[WHAT TO WORK ON] Rewrite the lines of the listing between the line holding "dcr-cell: 79.8% (581, 284, 666, 325)" and the line holding "column-header-symbol: Symbol (251, 204, 338, 245)", inclusive, changing "sector-name-cell" to "sector-label-cell" and leaving everything else the same.

Start

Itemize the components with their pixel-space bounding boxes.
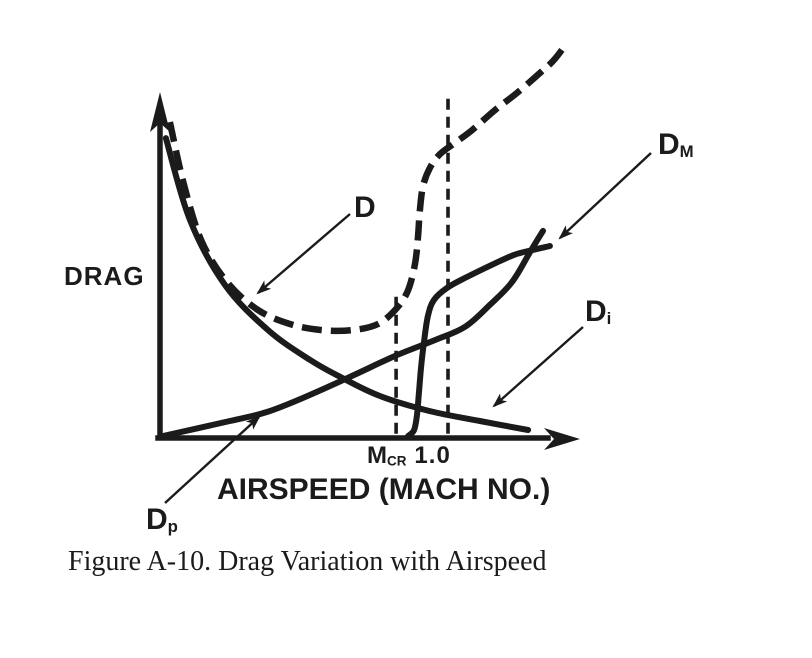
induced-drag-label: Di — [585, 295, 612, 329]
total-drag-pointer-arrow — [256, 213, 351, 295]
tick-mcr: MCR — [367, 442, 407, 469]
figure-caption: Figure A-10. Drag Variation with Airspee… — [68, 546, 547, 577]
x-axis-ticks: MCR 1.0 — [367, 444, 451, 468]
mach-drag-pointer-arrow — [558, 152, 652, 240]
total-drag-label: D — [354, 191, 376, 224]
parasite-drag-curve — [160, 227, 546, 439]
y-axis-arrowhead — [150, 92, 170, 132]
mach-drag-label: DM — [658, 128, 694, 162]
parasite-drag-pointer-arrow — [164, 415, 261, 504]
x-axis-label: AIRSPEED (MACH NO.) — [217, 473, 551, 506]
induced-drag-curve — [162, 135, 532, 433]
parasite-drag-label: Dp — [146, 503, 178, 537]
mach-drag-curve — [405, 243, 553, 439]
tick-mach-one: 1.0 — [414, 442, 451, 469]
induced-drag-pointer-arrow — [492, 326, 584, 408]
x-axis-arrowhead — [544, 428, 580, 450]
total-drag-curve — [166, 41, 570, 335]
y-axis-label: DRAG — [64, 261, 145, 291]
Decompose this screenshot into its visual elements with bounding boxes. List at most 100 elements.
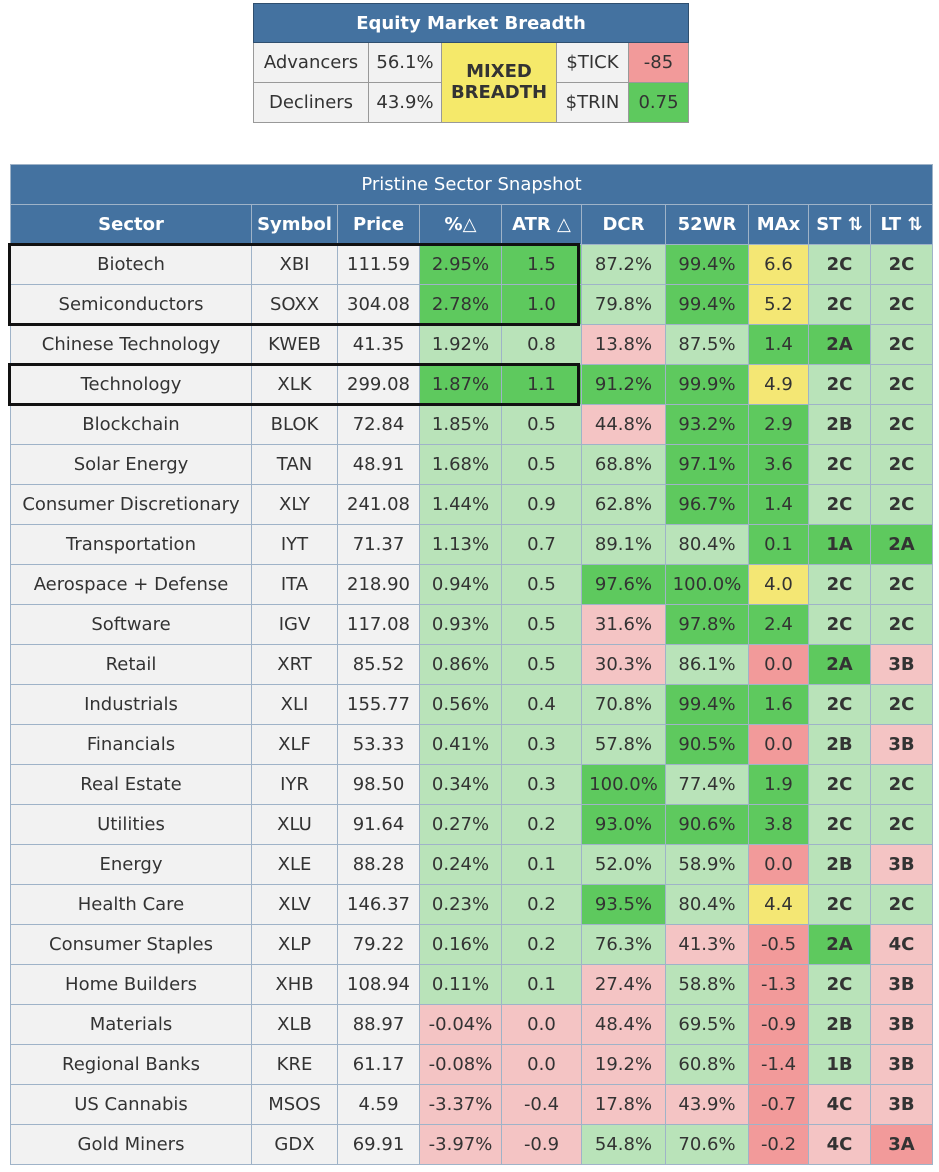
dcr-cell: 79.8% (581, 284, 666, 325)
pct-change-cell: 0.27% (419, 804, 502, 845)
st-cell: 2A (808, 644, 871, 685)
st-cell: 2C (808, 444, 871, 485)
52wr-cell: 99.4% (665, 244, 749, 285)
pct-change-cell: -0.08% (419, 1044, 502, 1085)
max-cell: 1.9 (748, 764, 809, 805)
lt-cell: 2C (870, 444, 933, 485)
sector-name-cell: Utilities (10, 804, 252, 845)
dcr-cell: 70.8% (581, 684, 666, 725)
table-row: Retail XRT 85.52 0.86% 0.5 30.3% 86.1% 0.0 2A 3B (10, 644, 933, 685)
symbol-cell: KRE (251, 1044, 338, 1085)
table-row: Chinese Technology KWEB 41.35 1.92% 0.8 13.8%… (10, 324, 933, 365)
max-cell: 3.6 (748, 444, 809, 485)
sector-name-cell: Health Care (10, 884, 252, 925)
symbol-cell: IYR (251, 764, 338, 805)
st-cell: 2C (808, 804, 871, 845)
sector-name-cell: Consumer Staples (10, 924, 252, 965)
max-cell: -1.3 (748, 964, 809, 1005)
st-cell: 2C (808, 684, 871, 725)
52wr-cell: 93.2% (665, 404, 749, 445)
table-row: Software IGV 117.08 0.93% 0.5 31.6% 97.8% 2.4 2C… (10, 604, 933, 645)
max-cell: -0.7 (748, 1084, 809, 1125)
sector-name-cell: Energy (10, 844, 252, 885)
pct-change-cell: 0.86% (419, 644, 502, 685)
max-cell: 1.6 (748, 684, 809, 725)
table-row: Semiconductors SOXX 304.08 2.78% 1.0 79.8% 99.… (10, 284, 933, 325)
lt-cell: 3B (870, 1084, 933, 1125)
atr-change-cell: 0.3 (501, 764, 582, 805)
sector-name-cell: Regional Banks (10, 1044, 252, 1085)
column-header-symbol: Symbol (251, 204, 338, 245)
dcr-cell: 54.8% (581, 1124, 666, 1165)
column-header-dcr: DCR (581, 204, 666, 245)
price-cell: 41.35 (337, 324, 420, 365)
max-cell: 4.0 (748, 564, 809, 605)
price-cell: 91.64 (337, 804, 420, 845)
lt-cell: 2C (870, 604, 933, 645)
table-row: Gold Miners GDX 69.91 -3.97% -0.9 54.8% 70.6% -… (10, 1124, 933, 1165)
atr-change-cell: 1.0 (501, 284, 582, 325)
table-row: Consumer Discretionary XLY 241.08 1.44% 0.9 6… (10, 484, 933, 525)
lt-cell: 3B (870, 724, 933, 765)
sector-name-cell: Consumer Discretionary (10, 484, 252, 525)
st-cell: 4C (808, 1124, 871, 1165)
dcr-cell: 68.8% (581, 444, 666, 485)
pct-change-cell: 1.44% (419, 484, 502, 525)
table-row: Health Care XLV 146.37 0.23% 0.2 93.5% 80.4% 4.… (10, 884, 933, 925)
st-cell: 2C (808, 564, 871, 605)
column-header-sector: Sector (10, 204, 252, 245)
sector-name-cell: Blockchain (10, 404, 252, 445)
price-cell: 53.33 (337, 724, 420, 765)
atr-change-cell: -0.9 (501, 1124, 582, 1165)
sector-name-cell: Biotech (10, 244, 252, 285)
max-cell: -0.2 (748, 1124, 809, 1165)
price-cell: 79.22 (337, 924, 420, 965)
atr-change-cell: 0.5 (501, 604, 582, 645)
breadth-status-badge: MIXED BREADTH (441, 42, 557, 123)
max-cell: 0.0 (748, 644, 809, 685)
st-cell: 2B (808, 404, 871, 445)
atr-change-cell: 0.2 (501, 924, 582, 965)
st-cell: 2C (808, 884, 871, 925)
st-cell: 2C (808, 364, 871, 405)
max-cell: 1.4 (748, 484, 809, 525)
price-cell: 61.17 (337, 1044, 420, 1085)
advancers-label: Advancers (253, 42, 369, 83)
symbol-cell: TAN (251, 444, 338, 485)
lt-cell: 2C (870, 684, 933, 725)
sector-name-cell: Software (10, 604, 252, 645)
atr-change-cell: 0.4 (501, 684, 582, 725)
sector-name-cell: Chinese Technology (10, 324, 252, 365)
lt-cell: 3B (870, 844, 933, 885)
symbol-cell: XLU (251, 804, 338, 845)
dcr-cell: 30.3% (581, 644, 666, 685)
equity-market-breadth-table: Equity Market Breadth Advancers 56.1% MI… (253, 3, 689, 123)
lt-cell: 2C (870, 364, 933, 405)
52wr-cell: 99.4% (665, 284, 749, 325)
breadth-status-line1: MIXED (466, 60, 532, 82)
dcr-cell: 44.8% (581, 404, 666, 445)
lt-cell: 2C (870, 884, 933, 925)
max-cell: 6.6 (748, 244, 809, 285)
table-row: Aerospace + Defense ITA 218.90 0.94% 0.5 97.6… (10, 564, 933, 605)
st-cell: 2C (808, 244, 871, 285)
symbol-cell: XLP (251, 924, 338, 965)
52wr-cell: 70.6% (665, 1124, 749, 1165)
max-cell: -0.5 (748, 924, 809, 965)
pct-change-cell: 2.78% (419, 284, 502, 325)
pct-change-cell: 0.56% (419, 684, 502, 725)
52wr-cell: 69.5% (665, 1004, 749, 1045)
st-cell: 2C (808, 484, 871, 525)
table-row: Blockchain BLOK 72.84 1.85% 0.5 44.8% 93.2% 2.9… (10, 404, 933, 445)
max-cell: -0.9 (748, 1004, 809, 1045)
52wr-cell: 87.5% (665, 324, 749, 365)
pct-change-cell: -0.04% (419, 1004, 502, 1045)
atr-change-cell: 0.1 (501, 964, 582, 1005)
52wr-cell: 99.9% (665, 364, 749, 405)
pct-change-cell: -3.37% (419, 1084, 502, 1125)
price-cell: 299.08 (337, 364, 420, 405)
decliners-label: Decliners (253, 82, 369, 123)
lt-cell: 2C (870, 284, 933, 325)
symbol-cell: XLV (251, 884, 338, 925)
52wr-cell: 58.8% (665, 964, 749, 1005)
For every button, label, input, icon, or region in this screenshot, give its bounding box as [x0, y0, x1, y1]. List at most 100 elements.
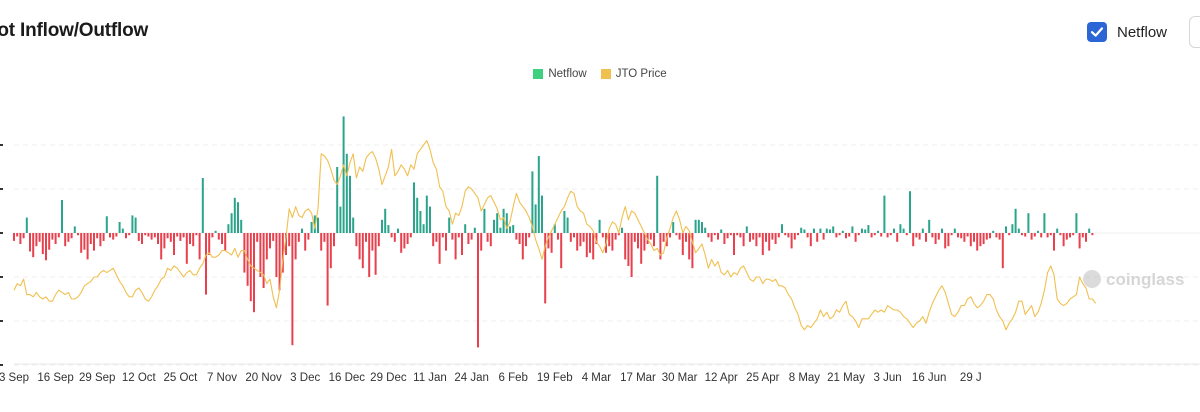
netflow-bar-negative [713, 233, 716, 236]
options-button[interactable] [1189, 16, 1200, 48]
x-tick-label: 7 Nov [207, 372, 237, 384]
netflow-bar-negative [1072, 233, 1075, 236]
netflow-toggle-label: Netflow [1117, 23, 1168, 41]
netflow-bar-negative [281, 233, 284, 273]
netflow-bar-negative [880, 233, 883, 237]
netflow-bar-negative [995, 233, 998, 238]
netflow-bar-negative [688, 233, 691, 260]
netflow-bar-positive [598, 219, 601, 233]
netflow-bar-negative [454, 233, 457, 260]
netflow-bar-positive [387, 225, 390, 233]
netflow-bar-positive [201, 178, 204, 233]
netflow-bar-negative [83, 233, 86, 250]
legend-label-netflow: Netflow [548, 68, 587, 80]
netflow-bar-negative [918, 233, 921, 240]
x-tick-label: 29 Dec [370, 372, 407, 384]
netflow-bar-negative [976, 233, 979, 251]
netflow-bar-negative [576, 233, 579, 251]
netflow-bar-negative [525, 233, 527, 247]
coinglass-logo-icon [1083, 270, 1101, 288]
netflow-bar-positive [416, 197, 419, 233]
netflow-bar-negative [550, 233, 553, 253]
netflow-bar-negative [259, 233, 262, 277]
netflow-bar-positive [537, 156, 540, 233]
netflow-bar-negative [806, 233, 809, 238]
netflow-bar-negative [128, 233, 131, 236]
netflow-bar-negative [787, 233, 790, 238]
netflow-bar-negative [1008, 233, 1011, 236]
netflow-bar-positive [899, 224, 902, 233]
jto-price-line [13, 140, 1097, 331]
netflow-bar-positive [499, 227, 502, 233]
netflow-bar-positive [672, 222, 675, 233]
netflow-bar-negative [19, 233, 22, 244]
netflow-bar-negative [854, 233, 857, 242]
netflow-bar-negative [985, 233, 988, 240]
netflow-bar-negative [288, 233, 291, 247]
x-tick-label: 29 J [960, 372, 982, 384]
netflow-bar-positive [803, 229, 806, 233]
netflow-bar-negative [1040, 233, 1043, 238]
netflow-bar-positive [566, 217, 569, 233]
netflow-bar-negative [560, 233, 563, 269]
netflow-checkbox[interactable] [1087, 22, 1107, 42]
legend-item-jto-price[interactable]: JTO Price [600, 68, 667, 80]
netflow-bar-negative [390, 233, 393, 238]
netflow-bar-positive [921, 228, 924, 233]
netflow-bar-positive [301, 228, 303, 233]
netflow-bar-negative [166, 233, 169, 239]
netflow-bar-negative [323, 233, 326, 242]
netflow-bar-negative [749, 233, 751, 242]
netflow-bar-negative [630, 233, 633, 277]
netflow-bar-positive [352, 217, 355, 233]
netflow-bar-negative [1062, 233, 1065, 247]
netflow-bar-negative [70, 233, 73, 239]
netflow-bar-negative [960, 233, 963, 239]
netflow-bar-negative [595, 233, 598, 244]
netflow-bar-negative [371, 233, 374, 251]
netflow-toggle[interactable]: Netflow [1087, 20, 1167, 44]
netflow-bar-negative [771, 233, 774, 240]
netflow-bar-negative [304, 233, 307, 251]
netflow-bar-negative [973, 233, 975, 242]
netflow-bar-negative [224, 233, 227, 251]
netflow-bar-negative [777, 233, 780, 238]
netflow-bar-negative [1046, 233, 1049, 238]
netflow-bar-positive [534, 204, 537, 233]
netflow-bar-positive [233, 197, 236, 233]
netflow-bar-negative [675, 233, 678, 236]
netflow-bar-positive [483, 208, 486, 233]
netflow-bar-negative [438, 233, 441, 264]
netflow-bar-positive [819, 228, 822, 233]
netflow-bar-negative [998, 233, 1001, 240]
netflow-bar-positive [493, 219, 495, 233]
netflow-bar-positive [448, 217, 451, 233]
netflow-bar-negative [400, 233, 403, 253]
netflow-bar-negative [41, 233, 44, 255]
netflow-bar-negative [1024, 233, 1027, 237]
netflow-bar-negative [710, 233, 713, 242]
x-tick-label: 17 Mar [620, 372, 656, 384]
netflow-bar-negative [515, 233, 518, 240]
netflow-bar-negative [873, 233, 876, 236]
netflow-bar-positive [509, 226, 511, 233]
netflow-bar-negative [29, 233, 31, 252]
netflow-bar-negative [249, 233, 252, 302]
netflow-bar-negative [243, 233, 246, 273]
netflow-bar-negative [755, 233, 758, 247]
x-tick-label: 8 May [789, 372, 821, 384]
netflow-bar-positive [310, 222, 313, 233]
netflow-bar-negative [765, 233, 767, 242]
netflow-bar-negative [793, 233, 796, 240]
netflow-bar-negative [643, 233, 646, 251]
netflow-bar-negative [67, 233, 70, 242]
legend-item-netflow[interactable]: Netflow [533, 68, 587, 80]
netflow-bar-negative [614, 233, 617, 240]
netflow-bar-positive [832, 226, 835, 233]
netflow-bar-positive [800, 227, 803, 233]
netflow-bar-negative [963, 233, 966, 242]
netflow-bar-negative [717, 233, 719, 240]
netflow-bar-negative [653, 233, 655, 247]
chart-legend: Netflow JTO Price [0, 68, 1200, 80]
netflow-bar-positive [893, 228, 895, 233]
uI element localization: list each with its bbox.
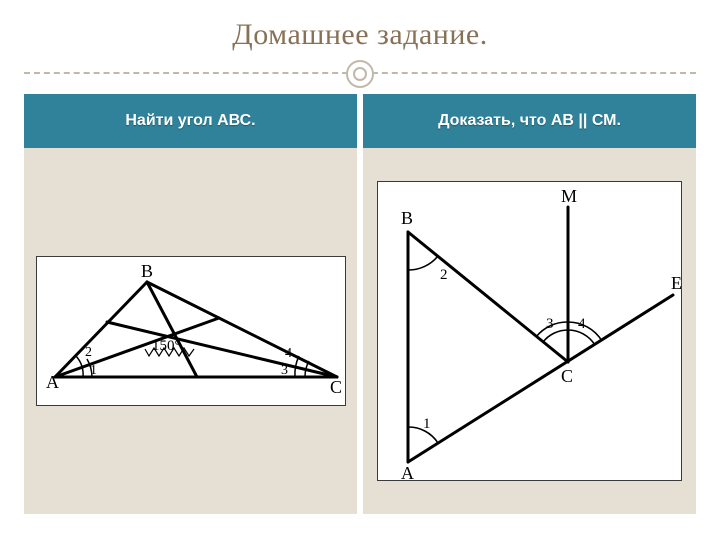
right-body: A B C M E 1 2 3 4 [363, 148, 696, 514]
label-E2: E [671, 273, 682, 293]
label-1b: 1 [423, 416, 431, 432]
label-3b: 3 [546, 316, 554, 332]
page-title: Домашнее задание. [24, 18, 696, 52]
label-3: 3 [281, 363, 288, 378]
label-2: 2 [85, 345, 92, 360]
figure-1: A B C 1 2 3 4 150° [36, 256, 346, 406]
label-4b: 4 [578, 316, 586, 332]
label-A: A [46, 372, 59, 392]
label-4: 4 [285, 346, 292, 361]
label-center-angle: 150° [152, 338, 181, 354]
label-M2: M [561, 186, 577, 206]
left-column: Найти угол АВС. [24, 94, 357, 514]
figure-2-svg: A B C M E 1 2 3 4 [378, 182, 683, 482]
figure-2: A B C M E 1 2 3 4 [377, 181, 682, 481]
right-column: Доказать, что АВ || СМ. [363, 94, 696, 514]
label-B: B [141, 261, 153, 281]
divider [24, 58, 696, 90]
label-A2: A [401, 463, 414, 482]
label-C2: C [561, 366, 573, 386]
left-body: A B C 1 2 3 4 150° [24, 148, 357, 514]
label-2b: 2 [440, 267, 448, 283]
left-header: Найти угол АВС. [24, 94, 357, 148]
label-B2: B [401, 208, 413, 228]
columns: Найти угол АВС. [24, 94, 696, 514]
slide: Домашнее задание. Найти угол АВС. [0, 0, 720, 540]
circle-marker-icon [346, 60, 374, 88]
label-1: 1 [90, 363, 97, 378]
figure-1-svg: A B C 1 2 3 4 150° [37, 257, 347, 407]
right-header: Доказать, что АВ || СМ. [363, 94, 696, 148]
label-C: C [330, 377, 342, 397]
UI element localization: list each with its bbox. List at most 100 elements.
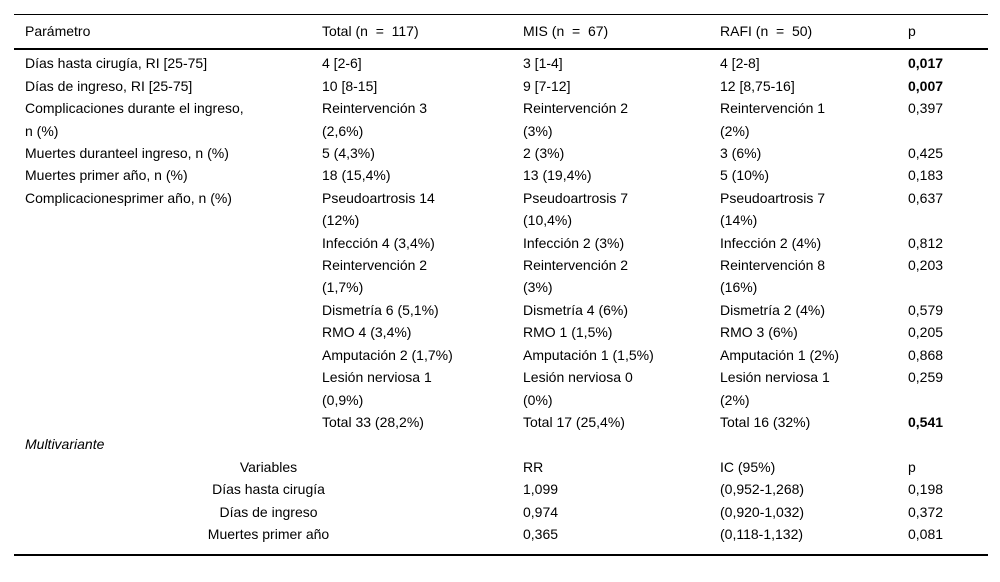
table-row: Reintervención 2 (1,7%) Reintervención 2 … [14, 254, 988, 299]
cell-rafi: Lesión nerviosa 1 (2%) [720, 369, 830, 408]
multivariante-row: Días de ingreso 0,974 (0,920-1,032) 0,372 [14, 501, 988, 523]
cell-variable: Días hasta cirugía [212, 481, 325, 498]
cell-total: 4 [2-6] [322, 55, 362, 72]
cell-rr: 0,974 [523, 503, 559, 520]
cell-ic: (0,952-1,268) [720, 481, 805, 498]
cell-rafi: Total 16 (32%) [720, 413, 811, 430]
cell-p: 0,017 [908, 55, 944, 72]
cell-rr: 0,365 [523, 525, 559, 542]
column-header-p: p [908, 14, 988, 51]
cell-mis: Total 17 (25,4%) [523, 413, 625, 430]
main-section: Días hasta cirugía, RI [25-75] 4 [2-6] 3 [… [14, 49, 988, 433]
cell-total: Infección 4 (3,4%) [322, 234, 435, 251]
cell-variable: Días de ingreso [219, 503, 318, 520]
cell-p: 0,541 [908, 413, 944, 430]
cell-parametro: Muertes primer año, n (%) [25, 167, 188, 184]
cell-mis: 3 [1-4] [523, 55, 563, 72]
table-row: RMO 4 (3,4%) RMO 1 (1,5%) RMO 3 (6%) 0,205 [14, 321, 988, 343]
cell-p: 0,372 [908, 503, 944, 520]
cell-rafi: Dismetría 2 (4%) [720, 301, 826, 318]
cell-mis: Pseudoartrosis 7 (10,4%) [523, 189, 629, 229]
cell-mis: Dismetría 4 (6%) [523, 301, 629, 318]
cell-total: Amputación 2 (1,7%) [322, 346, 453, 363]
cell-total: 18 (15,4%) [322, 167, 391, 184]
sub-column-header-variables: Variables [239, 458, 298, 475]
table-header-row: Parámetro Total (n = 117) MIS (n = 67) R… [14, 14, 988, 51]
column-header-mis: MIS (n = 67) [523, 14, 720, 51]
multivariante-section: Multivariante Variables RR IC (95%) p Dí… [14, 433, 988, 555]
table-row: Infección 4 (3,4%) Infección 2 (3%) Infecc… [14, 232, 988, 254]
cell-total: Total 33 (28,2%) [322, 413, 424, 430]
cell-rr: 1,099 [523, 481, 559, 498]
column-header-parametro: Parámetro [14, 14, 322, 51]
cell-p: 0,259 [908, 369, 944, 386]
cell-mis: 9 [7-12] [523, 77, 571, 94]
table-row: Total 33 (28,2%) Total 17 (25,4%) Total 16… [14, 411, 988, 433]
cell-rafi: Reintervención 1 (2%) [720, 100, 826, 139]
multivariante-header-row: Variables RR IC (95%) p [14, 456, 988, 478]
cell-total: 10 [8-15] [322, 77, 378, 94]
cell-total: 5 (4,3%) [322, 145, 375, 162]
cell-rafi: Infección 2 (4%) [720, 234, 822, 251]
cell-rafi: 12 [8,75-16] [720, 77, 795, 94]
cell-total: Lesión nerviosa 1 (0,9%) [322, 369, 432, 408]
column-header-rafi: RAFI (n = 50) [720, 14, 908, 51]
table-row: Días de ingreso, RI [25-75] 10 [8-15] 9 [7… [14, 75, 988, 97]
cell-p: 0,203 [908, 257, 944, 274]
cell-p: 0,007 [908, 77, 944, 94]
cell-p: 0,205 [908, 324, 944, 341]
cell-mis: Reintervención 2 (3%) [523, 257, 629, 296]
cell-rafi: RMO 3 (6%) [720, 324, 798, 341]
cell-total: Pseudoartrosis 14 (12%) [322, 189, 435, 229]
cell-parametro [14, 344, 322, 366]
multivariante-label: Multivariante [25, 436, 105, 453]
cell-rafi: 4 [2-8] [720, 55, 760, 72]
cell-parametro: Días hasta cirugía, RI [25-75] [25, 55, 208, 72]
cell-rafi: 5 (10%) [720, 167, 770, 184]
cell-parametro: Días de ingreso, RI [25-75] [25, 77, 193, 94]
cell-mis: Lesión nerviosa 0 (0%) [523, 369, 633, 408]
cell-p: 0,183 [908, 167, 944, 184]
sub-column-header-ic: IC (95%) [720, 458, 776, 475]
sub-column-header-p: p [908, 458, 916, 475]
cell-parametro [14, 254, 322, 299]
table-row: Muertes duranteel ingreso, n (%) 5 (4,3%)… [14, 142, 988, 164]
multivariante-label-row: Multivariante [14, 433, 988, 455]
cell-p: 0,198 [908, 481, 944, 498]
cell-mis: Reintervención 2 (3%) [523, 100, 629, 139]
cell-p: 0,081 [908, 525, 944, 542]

End

[PROBLEM SOLUTION]
dcr-cell: 79.8% (581, 284, 666, 325)
pct-change-cell: 0.27% (419, 804, 502, 845)
st-cell: 2A (808, 644, 871, 685)
st-cell: 2C (808, 444, 871, 485)
52wr-cell: 99.4% (665, 244, 749, 285)
pct-change-cell: -0.08% (419, 1044, 502, 1085)
max-cell: 1.9 (748, 764, 809, 805)
lt-cell: 2C (870, 444, 933, 485)
sector-label-cell: Utilities (10, 804, 252, 845)
dcr-cell: 70.8% (581, 684, 666, 725)
table-row: Retail XRT 85.52 0.86% 0.5 30.3% 86.1% 0.0 2A 3B (10, 644, 933, 685)
symbol-cell: KRE (251, 1044, 338, 1085)
table-row: Chinese Technology KWEB 41.35 1.92% 0.8 13.8%… (10, 324, 933, 365)
max-cell: 3.6 (748, 444, 809, 485)
sector-label-cell: Health Care (10, 884, 252, 925)
symbol-cell: IYR (251, 764, 338, 805)
st-cell: 2C (808, 804, 871, 845)
sector-label-cell: Consumer Staples (10, 924, 252, 965)
max-cell: -1.3 (748, 964, 809, 1005)
st-cell: 2C (808, 684, 871, 725)
52wr-cell: 93.2% (665, 404, 749, 445)
table-row: Software IGV 117.08 0.93% 0.5 31.6% 97.8% 2.4 2C… (10, 604, 933, 645)
max-cell: -0.7 (748, 1084, 809, 1125)
sector-label-cell: Energy (10, 844, 252, 885)
pct-change-cell: 0.86% (419, 644, 502, 685)
max-cell: 1.6 (748, 684, 809, 725)
table-row: Semiconductors SOXX 304.08 2.78% 1.0 79.8% 99.… (10, 284, 933, 325)
lt-cell: 3B (870, 1084, 933, 1125)
atr-change-cell: 0.3 (501, 764, 582, 805)
sector-label-cell: Regional Banks (10, 1044, 252, 1085)
column-header-symbol: Symbol (251, 204, 338, 245)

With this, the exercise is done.